— Begin INFORMATION PROVIDED —

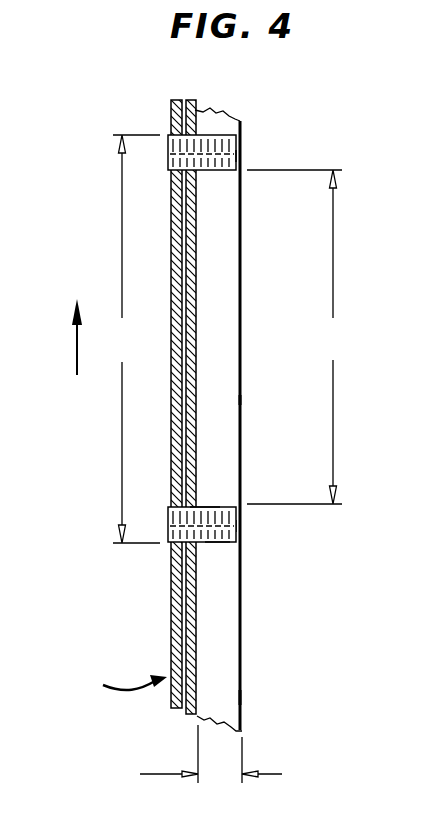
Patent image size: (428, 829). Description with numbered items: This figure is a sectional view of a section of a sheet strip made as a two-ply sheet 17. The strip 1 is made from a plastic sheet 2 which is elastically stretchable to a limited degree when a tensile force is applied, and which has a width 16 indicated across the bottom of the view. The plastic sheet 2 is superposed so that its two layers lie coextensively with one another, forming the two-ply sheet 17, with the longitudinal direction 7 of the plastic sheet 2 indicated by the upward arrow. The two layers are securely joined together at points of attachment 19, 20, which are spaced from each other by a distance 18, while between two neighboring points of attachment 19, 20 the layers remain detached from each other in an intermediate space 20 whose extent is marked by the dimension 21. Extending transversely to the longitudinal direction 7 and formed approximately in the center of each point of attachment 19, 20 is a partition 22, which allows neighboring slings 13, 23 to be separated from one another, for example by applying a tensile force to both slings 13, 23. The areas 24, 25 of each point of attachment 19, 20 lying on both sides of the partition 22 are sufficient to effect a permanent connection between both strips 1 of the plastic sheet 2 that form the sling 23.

The elongated strip 1 is at (212, 263).
The plastic sheet 2 is at (230, 330).
The longitudinal direction 7 is at (75, 352).
The sling 13 is at (230, 400).
The width 16 is at (211, 755).
The two-ply sheet 17 is at (122, 687).
The distance 18 is at (136, 339).
The point of attachment 19 is at (237, 147).
The point of attachment 20 is at (237, 515).
The plate section length 21 is at (296, 337).
The partition 22 is at (217, 170).
The sling 23 is at (230, 697).
The area of point of attachment 24 is at (206, 507).
The area of point of attachment 25 is at (216, 528).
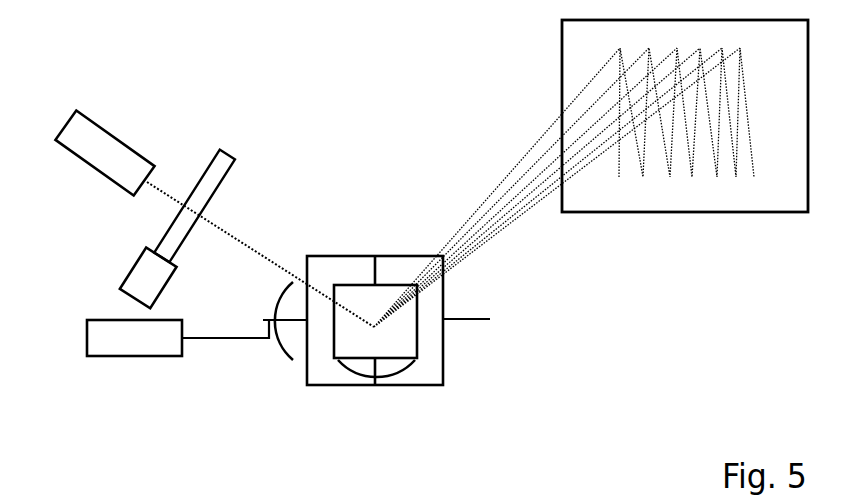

— End INFORMATION PROVIDED —

YOUR INSTRUCTIONS:
Rewrite all of the data above as a numbered list with blank lines dropped. Don't include the pictures in your answer.

EXERCISE OUTPUT:
1. Patent image size: (428, 829). Description with numbered items: This figure is a sectional view of a section of a sheet strip made as a two-ply sheet 17. The strip 1 is made from a plastic sheet 2 which is elastically stretchable to a limited degree when a tensile force is applied, and which has a width 16 indicated across the bottom of the view. The plastic sheet 2 is superposed so that its two layers lie coextensively with one another, forming the two-ply sheet 17, with the longitudinal direction 7 of the plastic sheet 2 indicated by the upward arrow. The two layers are securely joined together at points of attachment 19, 20, which are spaced from each other by a distance 18, while between two neighboring points of attachment 19, 20 the layers remain detached from each other in an intermediate space 20 whose extent is marked by the dimension 21. Extending transversely to the longitudinal direction 7 and formed approximately in the center of each point of attachment 19, 20 is a partition 22, which allows neighboring slings 13, 23 to be separated from one another, for example by applying a tensile force to both slings 13, 23. The areas 24, 25 of each point of attachment 19, 20 lying on both sides of the partition 22 are sufficient to effect a permanent connection between both strips 1 of the plastic sheet 2 that form the sling 23.
2. The elongated strip 1 is at (212, 263).
3. The plastic sheet 2 is at (230, 330).
4. The longitudinal direction 7 is at (75, 352).
5. The sling 13 is at (230, 400).
6. The width 16 is at (211, 755).
7. The two-ply sheet 17 is at (122, 687).
8. The distance 18 is at (136, 339).
9. The point of attachment 19 is at (237, 147).
10. The point of attachment 20 is at (237, 515).
11. The plate section length 21 is at (296, 337).
12. The partition 22 is at (217, 170).
13. The sling 23 is at (230, 697).
14. The area of point of attachment 24 is at (206, 507).
15. The area of point of attachment 25 is at (216, 528).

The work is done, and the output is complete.